* **Short problem**
Copy all entries without alteration and skip the pictures they hold.

* **Information provided**
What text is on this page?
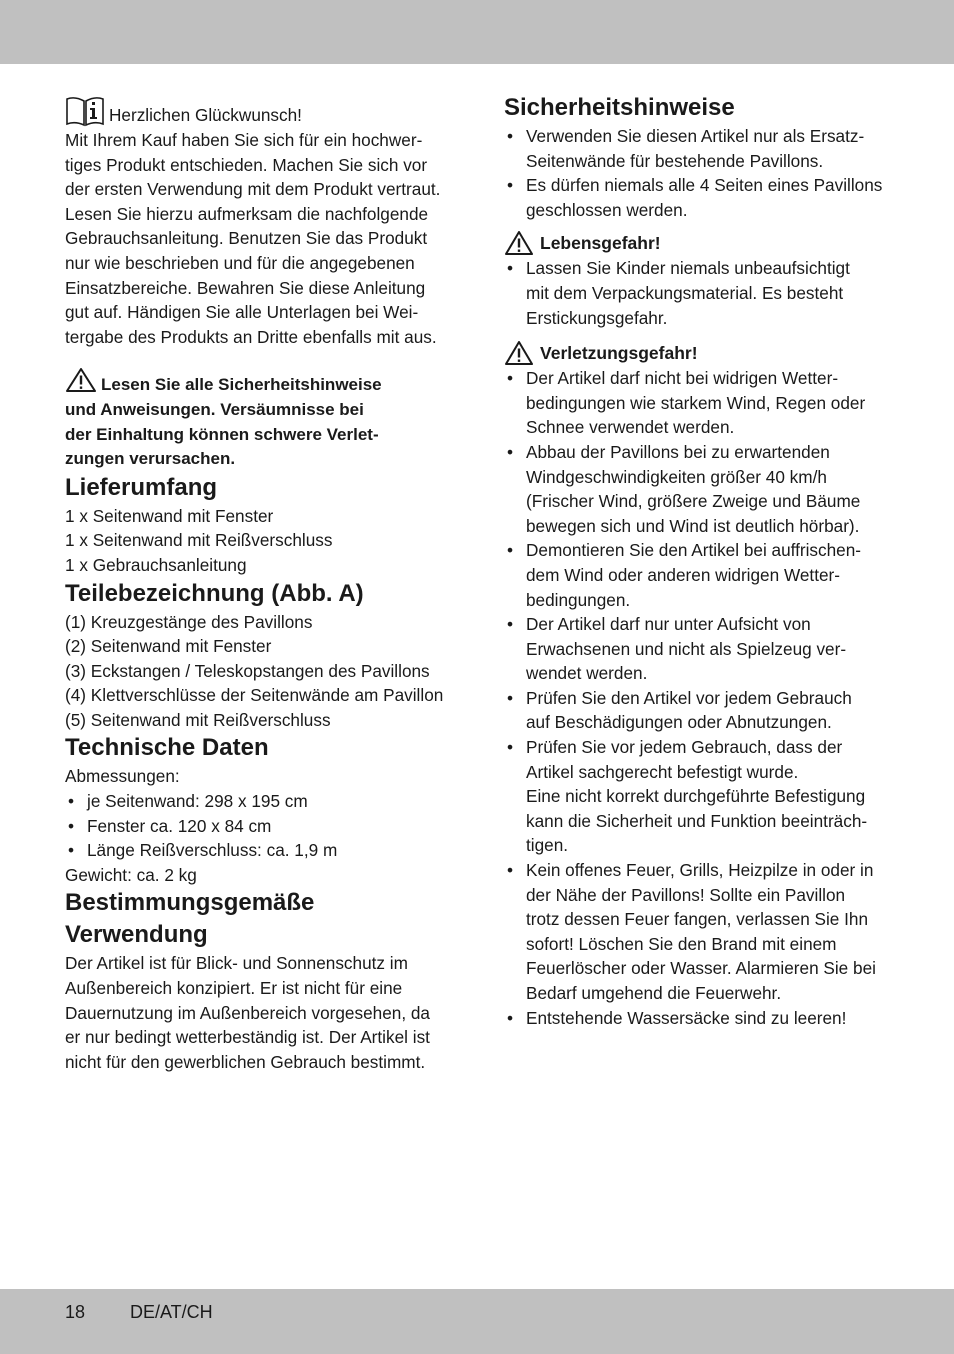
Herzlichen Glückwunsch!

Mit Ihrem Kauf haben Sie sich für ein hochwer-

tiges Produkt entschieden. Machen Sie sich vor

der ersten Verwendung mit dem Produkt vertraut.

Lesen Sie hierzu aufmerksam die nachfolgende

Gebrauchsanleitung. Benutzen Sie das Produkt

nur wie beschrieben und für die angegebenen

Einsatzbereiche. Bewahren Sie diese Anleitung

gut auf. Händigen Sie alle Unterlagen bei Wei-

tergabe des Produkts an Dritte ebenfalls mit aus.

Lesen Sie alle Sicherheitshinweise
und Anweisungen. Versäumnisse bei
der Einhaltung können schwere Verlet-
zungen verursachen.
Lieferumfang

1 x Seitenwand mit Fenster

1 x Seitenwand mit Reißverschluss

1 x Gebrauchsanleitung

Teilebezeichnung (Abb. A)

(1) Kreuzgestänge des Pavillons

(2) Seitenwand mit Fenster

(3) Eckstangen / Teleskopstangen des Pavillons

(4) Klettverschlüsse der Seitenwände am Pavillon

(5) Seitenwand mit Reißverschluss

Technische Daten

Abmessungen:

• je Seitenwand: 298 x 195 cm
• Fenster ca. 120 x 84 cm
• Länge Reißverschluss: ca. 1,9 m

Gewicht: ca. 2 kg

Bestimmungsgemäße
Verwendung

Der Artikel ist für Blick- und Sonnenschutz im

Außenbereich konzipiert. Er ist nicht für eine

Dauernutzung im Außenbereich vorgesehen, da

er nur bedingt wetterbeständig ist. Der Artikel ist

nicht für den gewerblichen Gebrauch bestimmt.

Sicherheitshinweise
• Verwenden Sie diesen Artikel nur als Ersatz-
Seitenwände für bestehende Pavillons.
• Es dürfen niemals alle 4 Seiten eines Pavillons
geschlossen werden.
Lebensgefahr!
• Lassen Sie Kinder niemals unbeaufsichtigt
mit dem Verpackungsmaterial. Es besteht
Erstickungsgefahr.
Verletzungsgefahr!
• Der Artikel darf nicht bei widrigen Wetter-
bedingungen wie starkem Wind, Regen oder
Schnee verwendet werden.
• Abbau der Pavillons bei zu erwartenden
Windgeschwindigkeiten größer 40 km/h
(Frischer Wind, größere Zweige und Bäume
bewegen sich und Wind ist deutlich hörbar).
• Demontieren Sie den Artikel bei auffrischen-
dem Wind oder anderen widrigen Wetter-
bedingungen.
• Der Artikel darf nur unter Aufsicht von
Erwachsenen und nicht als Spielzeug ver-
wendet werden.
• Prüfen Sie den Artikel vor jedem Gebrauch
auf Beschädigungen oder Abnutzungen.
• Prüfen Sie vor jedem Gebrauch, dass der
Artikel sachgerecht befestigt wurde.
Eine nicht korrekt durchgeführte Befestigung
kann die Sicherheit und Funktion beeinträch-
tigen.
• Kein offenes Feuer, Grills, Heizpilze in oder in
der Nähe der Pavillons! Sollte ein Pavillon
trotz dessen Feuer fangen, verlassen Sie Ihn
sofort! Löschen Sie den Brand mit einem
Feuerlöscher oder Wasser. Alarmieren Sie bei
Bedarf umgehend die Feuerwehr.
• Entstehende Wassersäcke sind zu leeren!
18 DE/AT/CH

* **Result**
What text is on this page?
Herzlichen Glückwunsch!

Mit Ihrem Kauf haben Sie sich für ein hochwer-

tiges Produkt entschieden. Machen Sie sich vor

der ersten Verwendung mit dem Produkt vertraut.

Lesen Sie hierzu aufmerksam die nachfolgende

Gebrauchsanleitung. Benutzen Sie das Produkt

nur wie beschrieben und für die angegebenen

Einsatzbereiche. Bewahren Sie diese Anleitung

gut auf. Händigen Sie alle Unterlagen bei Wei-

tergabe des Produkts an Dritte ebenfalls mit aus.

Lesen Sie alle Sicherheitshinweise
und Anweisungen. Versäumnisse bei
der Einhaltung können schwere Verlet-
zungen verursachen.
Lieferumfang

1 x Seitenwand mit Fenster

1 x Seitenwand mit Reißverschluss

1 x Gebrauchsanleitung

Teilebezeichnung (Abb. A)

(1) Kreuzgestänge des Pavillons

(2) Seitenwand mit Fenster

(3) Eckstangen / Teleskopstangen des Pavillons

(4) Klettverschlüsse der Seitenwände am Pavillon

(5) Seitenwand mit Reißverschluss

Technische Daten

Abmessungen:

• je Seitenwand: 298 x 195 cm
• Fenster ca. 120 x 84 cm
• Länge Reißverschluss: ca. 1,9 m

Gewicht: ca. 2 kg

Bestimmungsgemäße
Verwendung

Der Artikel ist für Blick- und Sonnenschutz im

Außenbereich konzipiert. Er ist nicht für eine

Dauernutzung im Außenbereich vorgesehen, da

er nur bedingt wetterbeständig ist. Der Artikel ist

nicht für den gewerblichen Gebrauch bestimmt.

Sicherheitshinweise
• Verwenden Sie diesen Artikel nur als Ersatz-
Seitenwände für bestehende Pavillons.
• Es dürfen niemals alle 4 Seiten eines Pavillons
geschlossen werden.
Lebensgefahr!
• Lassen Sie Kinder niemals unbeaufsichtigt
mit dem Verpackungsmaterial. Es besteht
Erstickungsgefahr.
Verletzungsgefahr!
• Der Artikel darf nicht bei widrigen Wetter-
bedingungen wie starkem Wind, Regen oder
Schnee verwendet werden.
• Abbau der Pavillons bei zu erwartenden
Windgeschwindigkeiten größer 40 km/h
(Frischer Wind, größere Zweige und Bäume
bewegen sich und Wind ist deutlich hörbar).
• Demontieren Sie den Artikel bei auffrischen-
dem Wind oder anderen widrigen Wetter-
bedingungen.
• Der Artikel darf nur unter Aufsicht von
Erwachsenen und nicht als Spielzeug ver-
wendet werden.
• Prüfen Sie den Artikel vor jedem Gebrauch
auf Beschädigungen oder Abnutzungen.
• Prüfen Sie vor jedem Gebrauch, dass der
Artikel sachgerecht befestigt wurde.
Eine nicht korrekt durchgeführte Befestigung
kann die Sicherheit und Funktion beeinträch-
tigen.
• Kein offenes Feuer, Grills, Heizpilze in oder in
der Nähe der Pavillons! Sollte ein Pavillon
trotz dessen Feuer fangen, verlassen Sie Ihn
sofort! Löschen Sie den Brand mit einem
Feuerlöscher oder Wasser. Alarmieren Sie bei
Bedarf umgehend die Feuerwehr.
• Entstehende Wassersäcke sind zu leeren!
18 DE/AT/CH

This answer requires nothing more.